— Rows —
* START *
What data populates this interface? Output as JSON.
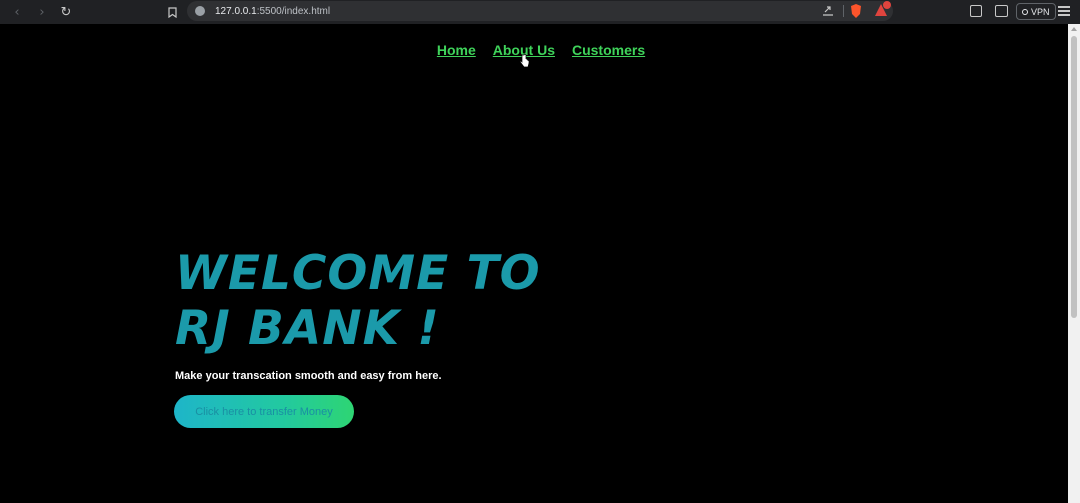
{
  "browser": {
    "url_host": "127.0.0.1",
    "url_path": ":5500/index.html",
    "vpn_label": "VPN",
    "icons": [
      "back-icon",
      "forward-icon",
      "reload-icon",
      "bookmark-icon",
      "site-info-icon",
      "share-icon",
      "brave-shields-icon",
      "brave-rewards-icon",
      "sidebar-icon",
      "wallet-icon",
      "menu-icon"
    ]
  },
  "nav": {
    "items": [
      {
        "label": "Home"
      },
      {
        "label": "About Us"
      },
      {
        "label": "Customers"
      }
    ]
  },
  "hero": {
    "title_line1": "WELCOME TO",
    "title_line2": "RJ BANK !",
    "tagline": "Make your transcation smooth and easy from here.",
    "cta_label": "Click here to transfer Money"
  },
  "colors": {
    "background": "#000000",
    "nav_link": "#3fd35a",
    "title": "#1b9aaa",
    "cta_gradient_start": "#1eb5c9",
    "cta_gradient_end": "#2ed573"
  }
}
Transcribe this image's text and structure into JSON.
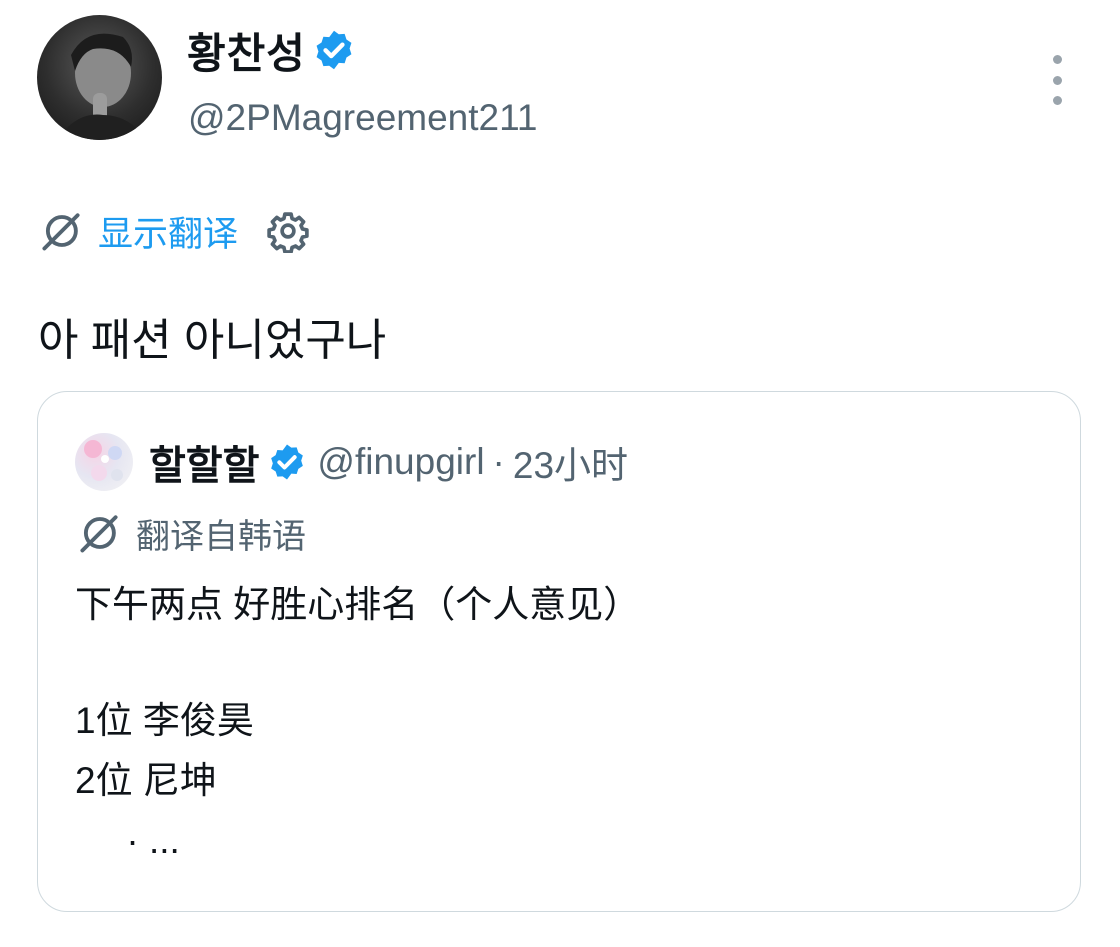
{
  "tweet": {
    "author_name": "황찬성",
    "author_handle": "@2PMagreement211",
    "translate_label": "显示翻译",
    "text": "아 패션 아니었구나"
  },
  "quote": {
    "author_name": "할할할",
    "author_handle": "@finupgirl",
    "separator": "·",
    "time": "23小时",
    "translated_from": "翻译自韩语",
    "lines": [
      "下午两点 好胜心排名（个人意见）",
      "1位 李俊昊",
      "2位 尼坤",
      "     · ..."
    ]
  },
  "icons": {
    "verified": "verified-badge-icon",
    "translate": "translate-globe-icon",
    "settings": "gear-icon",
    "more": "more-vertical-icon"
  },
  "colors": {
    "link": "#1d9bf0",
    "secondary_text": "#536471",
    "border": "#cfd9de"
  }
}
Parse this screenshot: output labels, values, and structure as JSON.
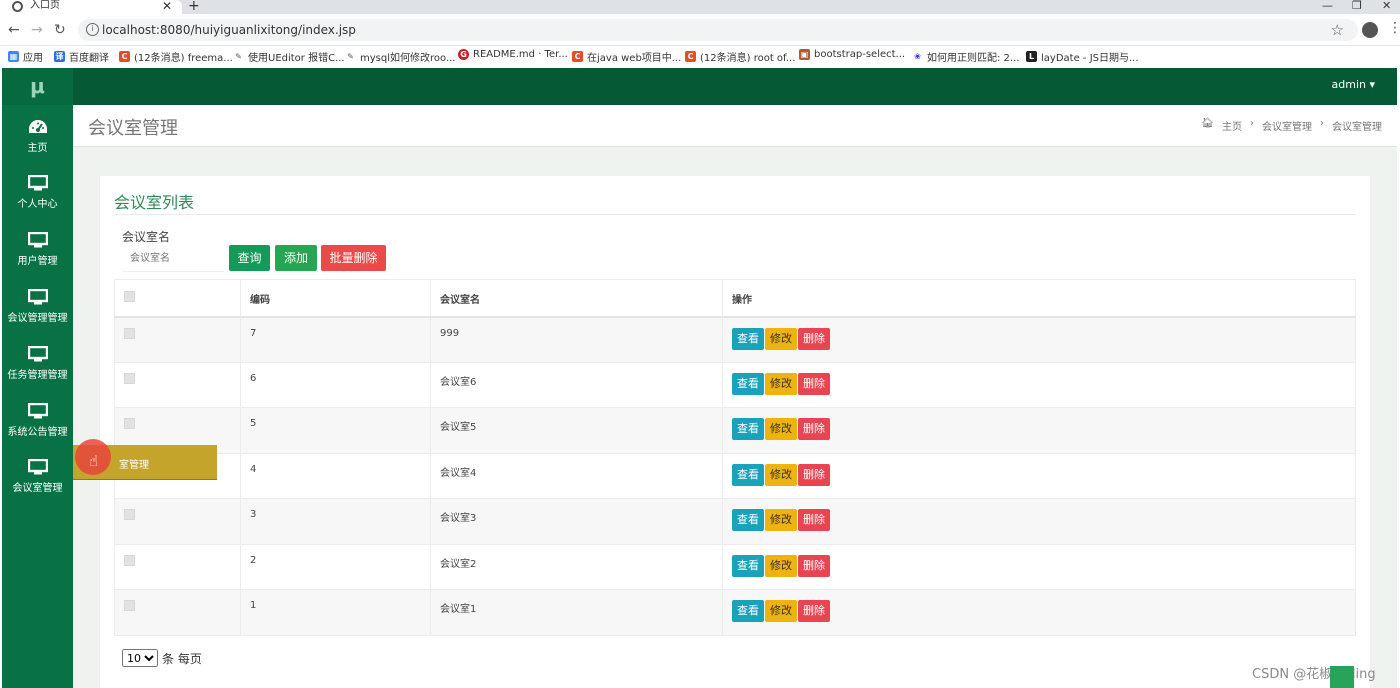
{
  "browser": {
    "tab_title": "入口页",
    "url": "localhost:8080/huiyiguanlixitong/index.jsp",
    "bookmarks": [
      {
        "label": "应用",
        "icon": "apps-grid-icon",
        "color": "#4285f4"
      },
      {
        "label": "百度翻译",
        "icon": "translate-icon",
        "color": "#2b6de8"
      },
      {
        "label": "(12条消息) freema...",
        "icon": "csdn-icon",
        "color": "#e54d26"
      },
      {
        "label": "使用UEditor 报错C...",
        "icon": "link-icon",
        "color": "#555555"
      },
      {
        "label": "mysql如何修改roo...",
        "icon": "link-icon",
        "color": "#555555"
      },
      {
        "label": "README.md · Ter...",
        "icon": "gitee-icon",
        "color": "#c71d23"
      },
      {
        "label": "在java web项目中...",
        "icon": "csdn-icon",
        "color": "#e54d26"
      },
      {
        "label": "(12条消息) root of...",
        "icon": "csdn-icon",
        "color": "#e54d26"
      },
      {
        "label": "bootstrap-select...",
        "icon": "box-icon",
        "color": "#b35a2b"
      },
      {
        "label": "如何用正则匹配: 2...",
        "icon": "baidu-icon",
        "color": "#2932e1"
      },
      {
        "label": "layDate - JS日期与...",
        "icon": "layui-icon",
        "color": "#222222"
      }
    ]
  },
  "app": {
    "logo": "μ",
    "user": "admin ▾",
    "sidebar": [
      {
        "label": "主页",
        "icon": "dashboard-icon"
      },
      {
        "label": "个人中心",
        "icon": "monitor-icon"
      },
      {
        "label": "用户管理",
        "icon": "monitor-icon"
      },
      {
        "label": "会议管理管理",
        "icon": "monitor-icon"
      },
      {
        "label": "任务管理管理",
        "icon": "monitor-icon"
      },
      {
        "label": "系统公告管理",
        "icon": "monitor-icon"
      },
      {
        "label": "会议室管理",
        "icon": "monitor-icon"
      }
    ],
    "tooltip": "室管理",
    "page_title": "会议室管理",
    "breadcrumb": [
      "主页",
      "会议室管理",
      "会议室管理"
    ],
    "card_title": "会议室列表",
    "search": {
      "label": "会议室名",
      "placeholder": "会议室名"
    },
    "buttons": {
      "query": "查询",
      "add": "添加",
      "batch_delete": "批量删除"
    },
    "table": {
      "headers": [
        "编码",
        "会议室名",
        "操作"
      ],
      "rows": [
        {
          "id": "7",
          "name": "999"
        },
        {
          "id": "6",
          "name": "会议室6"
        },
        {
          "id": "5",
          "name": "会议室5"
        },
        {
          "id": "4",
          "name": "会议室4"
        },
        {
          "id": "3",
          "name": "会议室3"
        },
        {
          "id": "2",
          "name": "会议室2"
        },
        {
          "id": "1",
          "name": "会议室1"
        }
      ],
      "actions": {
        "view": "查看",
        "edit": "修改",
        "delete": "删除"
      }
    },
    "pager": {
      "page_size": "10",
      "suffix": "条 每页"
    },
    "watermark": "CSDN @花椒coding"
  },
  "colors": {
    "sidebar": "#087244",
    "header": "#055a35",
    "title_green": "#2e8b57"
  }
}
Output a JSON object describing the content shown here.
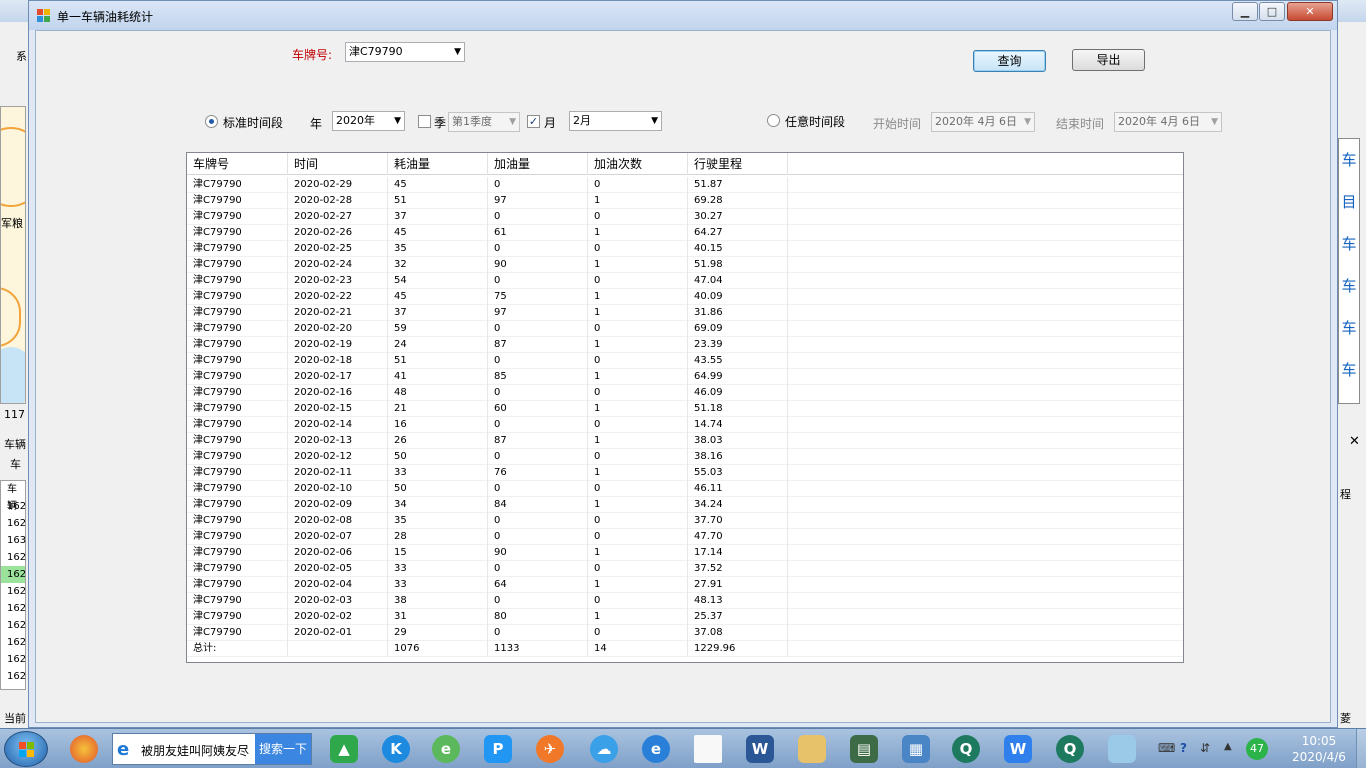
* END *
— Your task —
From the records above, pull out each line that has "sidebar".

— Task output —
      "sidebar-icon",
    "sidebar": [
    "sidebar": "#087244",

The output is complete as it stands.